- **EXERCISE DESCRIPTION**
Output the lines from the one containing "48, 164, 52]" through the one containing "legend-label: 8 eutrophication" as a Markdown table with the columns Row and Line, numbering each row and omitting blank lines.
Start of RECORDS FOR THIS TASK
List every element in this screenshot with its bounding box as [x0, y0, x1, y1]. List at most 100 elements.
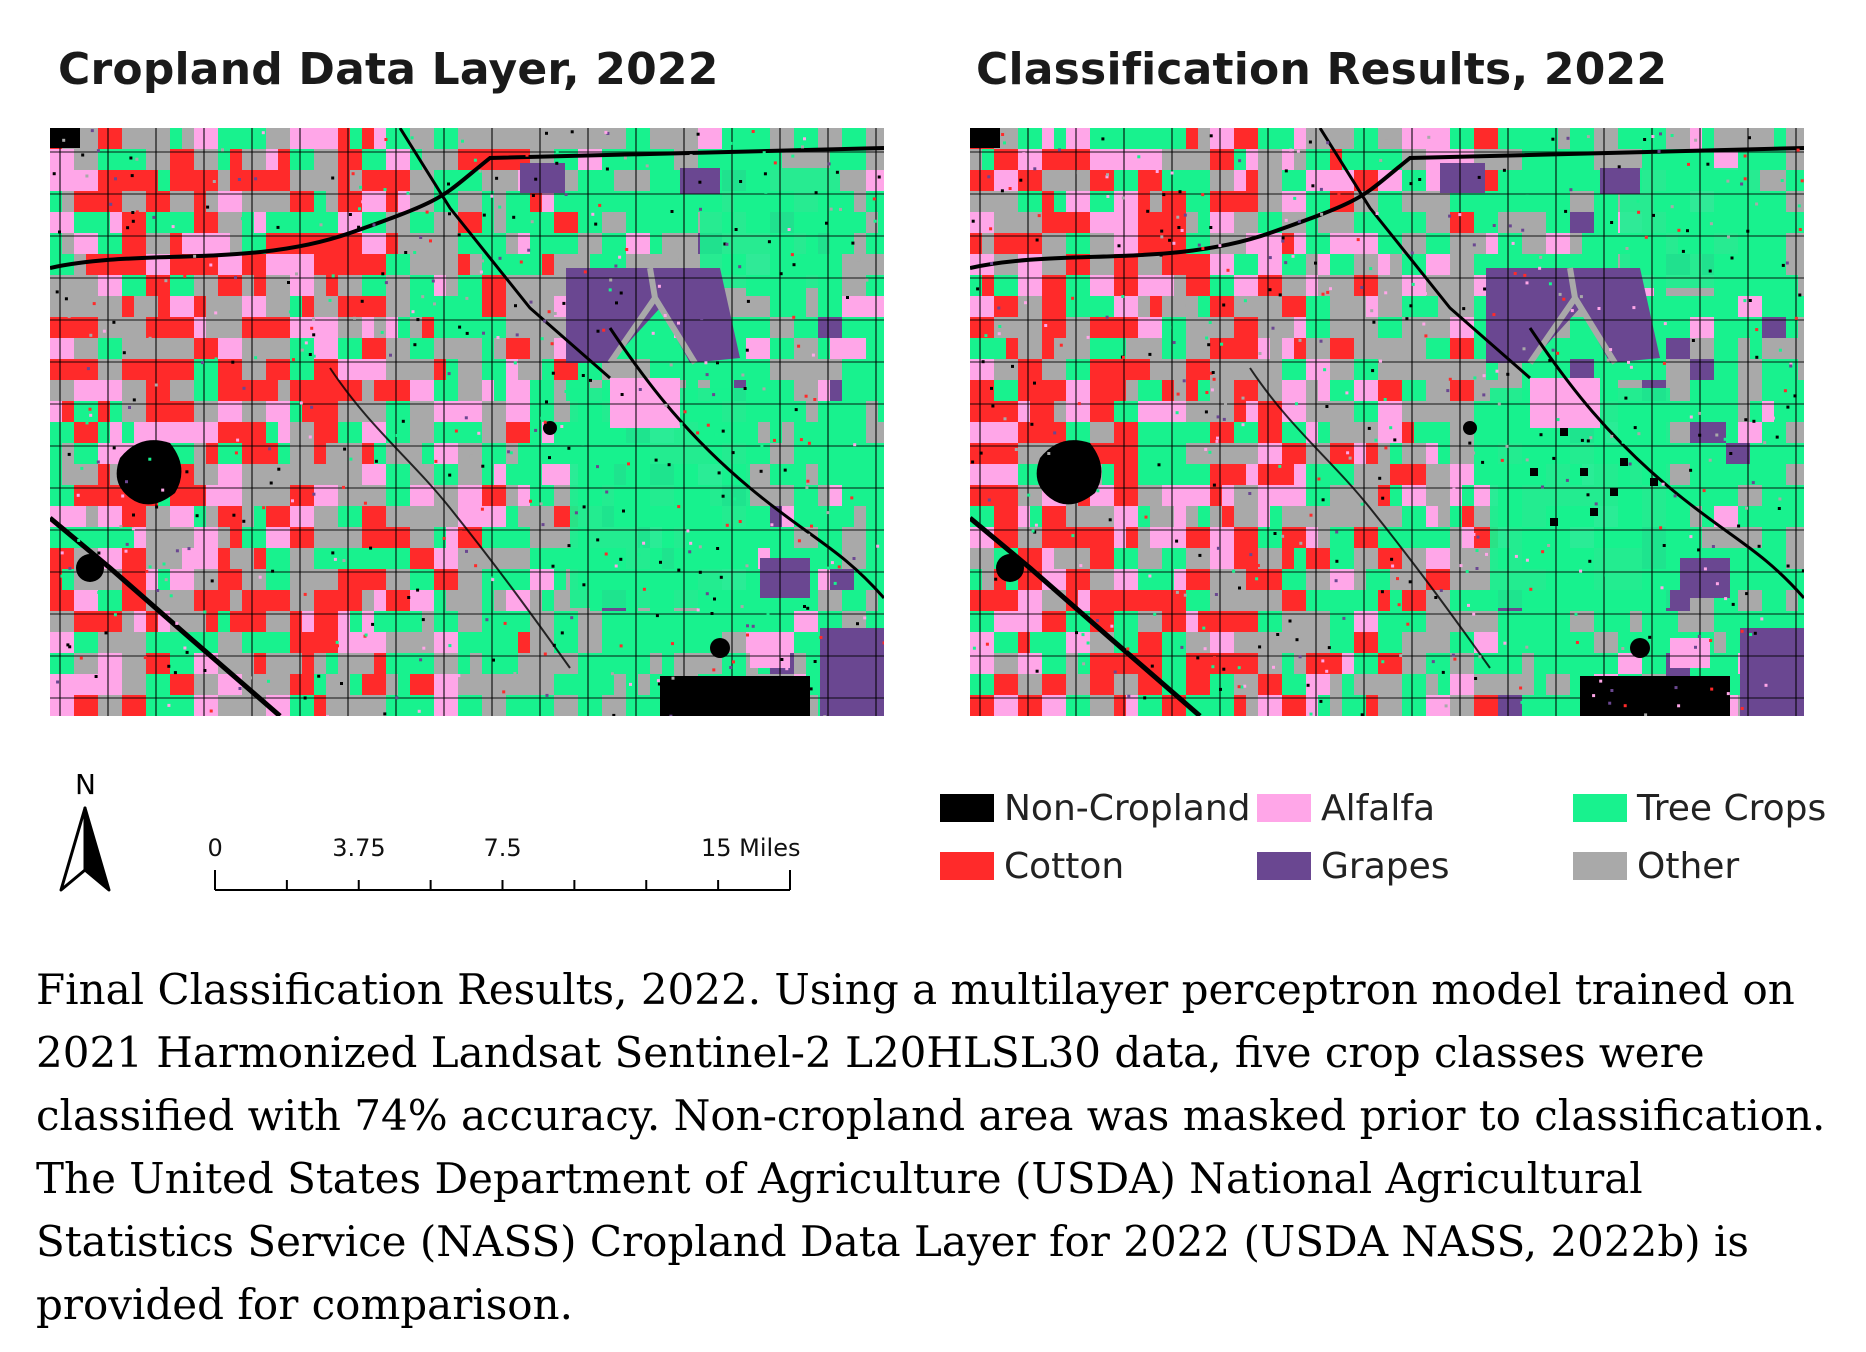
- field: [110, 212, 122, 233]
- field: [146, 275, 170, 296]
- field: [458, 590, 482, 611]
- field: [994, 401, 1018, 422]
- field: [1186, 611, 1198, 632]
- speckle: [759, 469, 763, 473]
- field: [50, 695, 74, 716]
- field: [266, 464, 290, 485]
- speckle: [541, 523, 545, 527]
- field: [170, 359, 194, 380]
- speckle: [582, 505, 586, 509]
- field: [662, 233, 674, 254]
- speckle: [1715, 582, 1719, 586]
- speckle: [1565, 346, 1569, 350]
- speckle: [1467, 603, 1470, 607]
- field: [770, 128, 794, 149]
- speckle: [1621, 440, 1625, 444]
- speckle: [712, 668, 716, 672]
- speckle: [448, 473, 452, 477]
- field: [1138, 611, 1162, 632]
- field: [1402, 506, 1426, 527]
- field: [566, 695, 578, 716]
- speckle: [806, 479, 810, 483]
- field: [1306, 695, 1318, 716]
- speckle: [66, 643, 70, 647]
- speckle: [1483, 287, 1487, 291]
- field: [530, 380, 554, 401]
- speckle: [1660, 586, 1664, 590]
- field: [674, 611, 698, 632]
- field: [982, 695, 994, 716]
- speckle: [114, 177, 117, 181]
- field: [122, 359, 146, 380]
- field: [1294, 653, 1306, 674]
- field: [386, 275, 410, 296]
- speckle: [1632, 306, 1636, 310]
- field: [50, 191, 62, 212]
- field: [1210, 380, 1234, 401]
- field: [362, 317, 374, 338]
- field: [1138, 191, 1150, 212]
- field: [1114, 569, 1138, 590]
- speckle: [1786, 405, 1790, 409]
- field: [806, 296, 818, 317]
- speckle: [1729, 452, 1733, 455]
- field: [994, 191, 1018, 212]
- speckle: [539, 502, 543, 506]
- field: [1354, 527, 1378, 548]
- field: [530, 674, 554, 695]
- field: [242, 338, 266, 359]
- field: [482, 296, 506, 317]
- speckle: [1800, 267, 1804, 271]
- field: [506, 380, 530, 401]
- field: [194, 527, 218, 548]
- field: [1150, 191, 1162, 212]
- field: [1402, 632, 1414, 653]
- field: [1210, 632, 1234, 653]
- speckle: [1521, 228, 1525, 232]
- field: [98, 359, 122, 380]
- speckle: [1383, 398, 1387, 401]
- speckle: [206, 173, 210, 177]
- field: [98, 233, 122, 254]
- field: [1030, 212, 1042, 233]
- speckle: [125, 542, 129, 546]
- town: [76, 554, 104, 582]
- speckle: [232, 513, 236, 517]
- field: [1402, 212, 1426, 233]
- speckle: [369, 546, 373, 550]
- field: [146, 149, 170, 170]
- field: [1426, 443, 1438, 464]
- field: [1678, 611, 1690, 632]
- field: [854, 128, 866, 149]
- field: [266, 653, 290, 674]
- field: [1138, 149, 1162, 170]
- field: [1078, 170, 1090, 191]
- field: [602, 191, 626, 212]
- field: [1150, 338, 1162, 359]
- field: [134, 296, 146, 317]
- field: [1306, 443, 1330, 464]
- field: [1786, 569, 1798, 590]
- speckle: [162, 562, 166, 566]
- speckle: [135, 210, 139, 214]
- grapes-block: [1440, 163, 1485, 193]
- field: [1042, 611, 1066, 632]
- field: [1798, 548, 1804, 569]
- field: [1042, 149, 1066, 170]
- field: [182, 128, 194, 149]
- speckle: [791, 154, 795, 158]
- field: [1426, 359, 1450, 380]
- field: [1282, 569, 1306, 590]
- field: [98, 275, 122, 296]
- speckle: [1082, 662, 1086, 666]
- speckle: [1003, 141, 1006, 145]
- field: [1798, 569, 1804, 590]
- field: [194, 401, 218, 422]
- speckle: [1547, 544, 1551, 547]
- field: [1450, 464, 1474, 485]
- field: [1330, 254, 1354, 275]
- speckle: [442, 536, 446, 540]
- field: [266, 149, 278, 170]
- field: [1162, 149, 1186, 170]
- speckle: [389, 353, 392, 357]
End of RECORDS FOR THIS TASK
Start of RECORDS FOR THIS TASK
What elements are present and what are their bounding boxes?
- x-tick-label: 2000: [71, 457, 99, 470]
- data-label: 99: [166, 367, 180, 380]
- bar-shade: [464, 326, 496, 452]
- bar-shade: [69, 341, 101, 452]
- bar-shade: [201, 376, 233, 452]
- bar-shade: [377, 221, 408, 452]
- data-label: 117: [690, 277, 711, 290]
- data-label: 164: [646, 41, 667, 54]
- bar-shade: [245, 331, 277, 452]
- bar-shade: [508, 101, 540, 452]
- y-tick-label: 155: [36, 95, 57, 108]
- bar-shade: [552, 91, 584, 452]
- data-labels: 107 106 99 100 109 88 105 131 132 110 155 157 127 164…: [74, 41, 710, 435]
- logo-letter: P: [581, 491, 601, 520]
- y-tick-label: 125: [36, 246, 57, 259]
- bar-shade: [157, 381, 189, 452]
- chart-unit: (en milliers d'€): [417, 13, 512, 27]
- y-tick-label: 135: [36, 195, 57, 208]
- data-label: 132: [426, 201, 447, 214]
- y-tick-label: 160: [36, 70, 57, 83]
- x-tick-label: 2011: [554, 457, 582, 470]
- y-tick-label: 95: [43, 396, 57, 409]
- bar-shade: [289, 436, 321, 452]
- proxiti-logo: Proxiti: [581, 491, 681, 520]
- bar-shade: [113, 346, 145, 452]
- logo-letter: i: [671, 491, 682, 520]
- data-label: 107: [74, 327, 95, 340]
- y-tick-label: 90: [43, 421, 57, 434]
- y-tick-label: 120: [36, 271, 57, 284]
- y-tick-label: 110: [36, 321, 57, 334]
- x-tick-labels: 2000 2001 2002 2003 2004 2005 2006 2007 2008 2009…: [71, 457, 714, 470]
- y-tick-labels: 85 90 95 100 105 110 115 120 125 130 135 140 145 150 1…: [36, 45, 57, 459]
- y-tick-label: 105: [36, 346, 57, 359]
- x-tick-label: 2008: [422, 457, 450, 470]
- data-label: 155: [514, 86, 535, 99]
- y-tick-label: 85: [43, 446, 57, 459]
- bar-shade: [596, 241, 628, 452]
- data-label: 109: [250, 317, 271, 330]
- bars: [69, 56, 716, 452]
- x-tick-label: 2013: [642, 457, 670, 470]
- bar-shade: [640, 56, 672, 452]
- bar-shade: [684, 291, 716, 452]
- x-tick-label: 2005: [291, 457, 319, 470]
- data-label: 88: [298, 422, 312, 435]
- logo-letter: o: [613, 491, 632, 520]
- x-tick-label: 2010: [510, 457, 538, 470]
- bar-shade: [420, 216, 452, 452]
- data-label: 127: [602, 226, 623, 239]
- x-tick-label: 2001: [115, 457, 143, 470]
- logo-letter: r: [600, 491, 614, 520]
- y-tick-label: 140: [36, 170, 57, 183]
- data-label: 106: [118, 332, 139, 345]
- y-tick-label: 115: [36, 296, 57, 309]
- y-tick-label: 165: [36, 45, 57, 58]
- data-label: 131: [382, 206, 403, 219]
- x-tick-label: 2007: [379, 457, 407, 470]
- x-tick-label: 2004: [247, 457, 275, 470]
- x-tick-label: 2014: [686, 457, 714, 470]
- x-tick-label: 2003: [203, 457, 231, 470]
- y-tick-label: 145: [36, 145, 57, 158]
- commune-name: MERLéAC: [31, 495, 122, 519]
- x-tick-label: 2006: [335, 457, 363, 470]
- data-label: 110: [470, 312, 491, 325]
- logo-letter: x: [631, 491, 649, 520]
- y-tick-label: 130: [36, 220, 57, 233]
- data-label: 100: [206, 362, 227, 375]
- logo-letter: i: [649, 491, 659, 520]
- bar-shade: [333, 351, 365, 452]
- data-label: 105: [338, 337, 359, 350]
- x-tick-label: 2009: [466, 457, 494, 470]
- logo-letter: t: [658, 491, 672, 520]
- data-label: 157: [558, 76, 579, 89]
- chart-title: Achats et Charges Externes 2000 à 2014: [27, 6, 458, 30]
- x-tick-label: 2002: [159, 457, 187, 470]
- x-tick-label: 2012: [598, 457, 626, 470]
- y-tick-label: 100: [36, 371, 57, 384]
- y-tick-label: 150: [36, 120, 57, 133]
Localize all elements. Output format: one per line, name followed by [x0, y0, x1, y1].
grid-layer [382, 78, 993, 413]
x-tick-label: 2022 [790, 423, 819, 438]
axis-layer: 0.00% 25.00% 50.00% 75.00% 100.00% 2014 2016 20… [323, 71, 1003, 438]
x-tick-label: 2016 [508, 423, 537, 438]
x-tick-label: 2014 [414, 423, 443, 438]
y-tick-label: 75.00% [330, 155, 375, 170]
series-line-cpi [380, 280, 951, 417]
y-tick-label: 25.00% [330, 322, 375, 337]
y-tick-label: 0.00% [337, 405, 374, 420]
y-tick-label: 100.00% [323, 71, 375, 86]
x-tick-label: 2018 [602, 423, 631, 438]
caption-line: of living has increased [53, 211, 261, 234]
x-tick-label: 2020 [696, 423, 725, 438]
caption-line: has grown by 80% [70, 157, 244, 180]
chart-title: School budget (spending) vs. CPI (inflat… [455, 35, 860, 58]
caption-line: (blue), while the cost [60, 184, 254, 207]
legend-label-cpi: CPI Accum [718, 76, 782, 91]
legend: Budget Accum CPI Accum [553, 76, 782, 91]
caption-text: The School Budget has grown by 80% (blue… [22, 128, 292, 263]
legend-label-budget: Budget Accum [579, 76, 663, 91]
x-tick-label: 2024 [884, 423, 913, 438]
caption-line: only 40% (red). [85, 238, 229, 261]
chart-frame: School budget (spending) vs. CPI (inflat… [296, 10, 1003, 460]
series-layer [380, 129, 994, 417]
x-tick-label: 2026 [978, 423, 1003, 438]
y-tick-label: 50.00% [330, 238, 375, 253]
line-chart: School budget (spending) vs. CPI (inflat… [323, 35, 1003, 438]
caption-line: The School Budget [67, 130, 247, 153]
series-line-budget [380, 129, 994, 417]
End of RECORDS FOR THIS TASK
Start of RECORDS FOR THIS TASK
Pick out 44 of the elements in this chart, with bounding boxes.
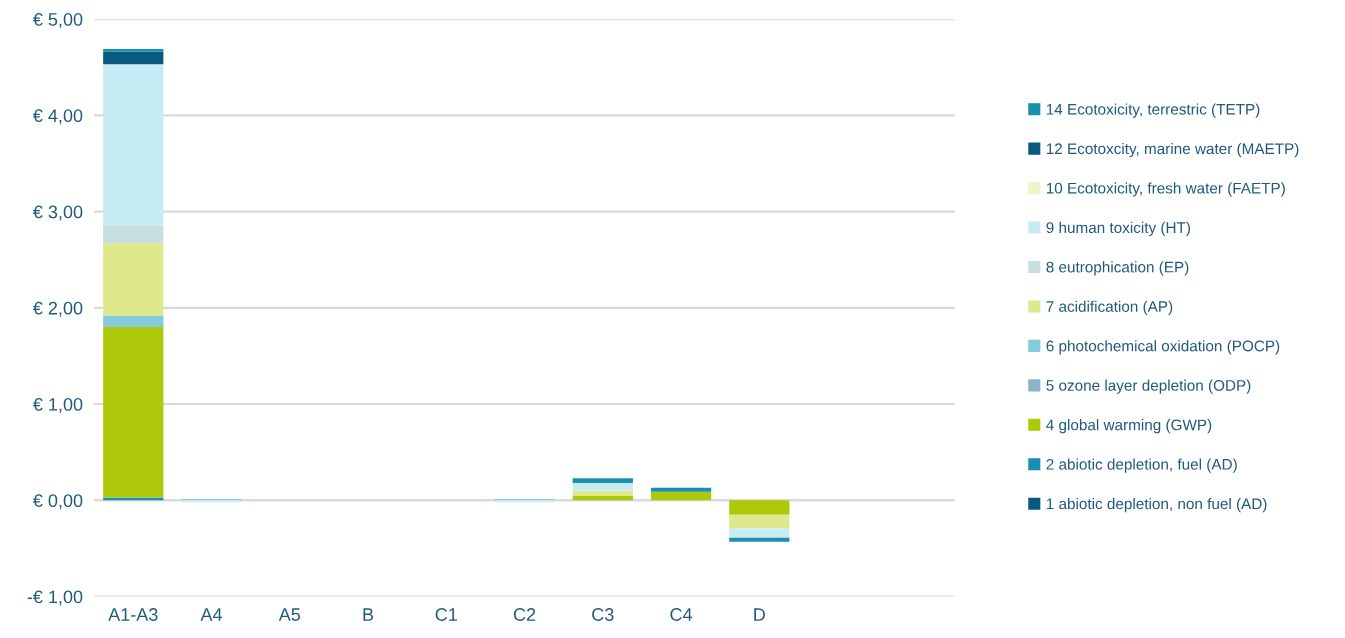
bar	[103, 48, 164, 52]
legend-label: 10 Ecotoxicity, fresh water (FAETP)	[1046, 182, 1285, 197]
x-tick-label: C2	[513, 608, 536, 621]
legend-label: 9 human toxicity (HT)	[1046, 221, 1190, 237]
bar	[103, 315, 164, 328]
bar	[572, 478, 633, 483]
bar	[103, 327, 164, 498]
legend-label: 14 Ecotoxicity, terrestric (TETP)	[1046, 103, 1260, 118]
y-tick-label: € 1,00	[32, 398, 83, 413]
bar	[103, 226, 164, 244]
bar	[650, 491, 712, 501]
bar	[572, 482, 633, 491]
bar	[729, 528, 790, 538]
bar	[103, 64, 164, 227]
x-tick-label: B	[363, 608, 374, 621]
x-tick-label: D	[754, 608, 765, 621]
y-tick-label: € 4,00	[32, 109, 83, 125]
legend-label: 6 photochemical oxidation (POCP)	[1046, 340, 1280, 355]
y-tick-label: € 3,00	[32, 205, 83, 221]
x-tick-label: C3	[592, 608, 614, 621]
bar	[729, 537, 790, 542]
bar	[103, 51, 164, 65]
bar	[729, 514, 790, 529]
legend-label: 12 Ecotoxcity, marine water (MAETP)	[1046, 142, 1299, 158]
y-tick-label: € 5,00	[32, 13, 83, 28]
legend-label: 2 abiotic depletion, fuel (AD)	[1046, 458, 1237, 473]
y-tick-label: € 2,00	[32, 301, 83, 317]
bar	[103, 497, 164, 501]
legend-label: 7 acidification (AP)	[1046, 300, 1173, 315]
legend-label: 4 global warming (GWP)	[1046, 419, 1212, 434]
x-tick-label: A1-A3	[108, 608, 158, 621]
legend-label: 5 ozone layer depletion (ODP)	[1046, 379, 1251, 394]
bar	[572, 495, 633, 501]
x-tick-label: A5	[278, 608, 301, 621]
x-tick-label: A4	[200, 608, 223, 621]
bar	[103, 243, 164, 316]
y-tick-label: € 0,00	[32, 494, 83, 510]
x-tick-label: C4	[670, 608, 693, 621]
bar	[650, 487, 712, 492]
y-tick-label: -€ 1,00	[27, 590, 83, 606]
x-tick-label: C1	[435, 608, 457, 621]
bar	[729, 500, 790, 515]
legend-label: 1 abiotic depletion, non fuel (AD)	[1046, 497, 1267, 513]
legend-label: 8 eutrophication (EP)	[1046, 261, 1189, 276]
End of RECORDS FOR THIS TASK
- **EXERCISE OUTPUT**
| Row | Line |
|---|---|
| 1 | bar	[103, 48, 164, 52] |
| 2 | legend-label: 10 Ecotoxicity, fresh water (FAETP)	[1046, 182, 1285, 197] |
| 3 | x-tick-label: C2	[513, 608, 536, 621] |
| 4 | legend-label: 9 human toxicity (HT)	[1046, 221, 1190, 237] |
| 5 | bar	[103, 315, 164, 328] |
| 6 | bar	[572, 478, 633, 483] |
| 7 | bar	[103, 327, 164, 498] |
| 8 | legend-label: 14 Ecotoxicity, terrestric (TETP)	[1046, 103, 1260, 118] |
| 9 | y-tick-label: € 1,00	[32, 398, 83, 413] |
| 10 | bar	[103, 226, 164, 244] |
| 11 | bar	[650, 491, 712, 501] |
| 12 | bar	[572, 482, 633, 491] |
| 13 | bar	[729, 528, 790, 538] |
| 14 | bar	[103, 64, 164, 227] |
| 15 | x-tick-label: B	[363, 608, 374, 621] |
| 16 | x-tick-label: D	[754, 608, 765, 621] |
| 17 | y-tick-label: € 4,00	[32, 109, 83, 125] |
| 18 | legend-label: 6 photochemical oxidation (POCP)	[1046, 340, 1280, 355] |
| 19 | y-tick-label: € 3,00	[32, 205, 83, 221] |
| 20 | x-tick-label: C3	[592, 608, 614, 621] |
| 21 | bar	[729, 537, 790, 542] |
| 22 | bar	[103, 51, 164, 65] |
| 23 | bar	[729, 514, 790, 529] |
| 24 | legend-label: 12 Ecotoxcity, marine water (MAETP)	[1046, 142, 1299, 158] |
| 25 | y-tick-label: € 5,00	[32, 13, 83, 28] |
| 26 | legend-label: 2 abiotic depletion, fuel (AD)	[1046, 458, 1237, 473] |
| 27 | y-tick-label: € 2,00	[32, 301, 83, 317] |
| 28 | bar	[103, 497, 164, 501] |
| 29 | legend-label: 7 acidification (AP)	[1046, 300, 1173, 315] |
| 30 | legend-label: 4 global warming (GWP)	[1046, 419, 1212, 434] |
| 31 | x-tick-label: A1-A3	[108, 608, 158, 621] |
| 32 | legend-label: 5 ozone layer depletion (ODP)	[1046, 379, 1251, 394] |
| 33 | bar	[572, 495, 633, 501] |
| 34 | x-tick-label: A5	[278, 608, 301, 621] |
| 35 | x-tick-label: A4	[200, 608, 223, 621] |
| 36 | bar	[103, 243, 164, 316] |
| 37 | y-tick-label: € 0,00	[32, 494, 83, 510] |
| 38 | x-tick-label: C4	[670, 608, 693, 621] |
| 39 | bar	[650, 487, 712, 492] |
| 40 | y-tick-label: -€ 1,00	[27, 590, 83, 606] |
| 41 | x-tick-label: C1	[435, 608, 457, 621] |
| 42 | bar	[729, 500, 790, 515] |
| 43 | legend-label: 1 abiotic depletion, non fuel (AD)	[1046, 497, 1267, 513] |
| 44 | legend-label: 8 eutrophication (EP)	[1046, 261, 1189, 276] |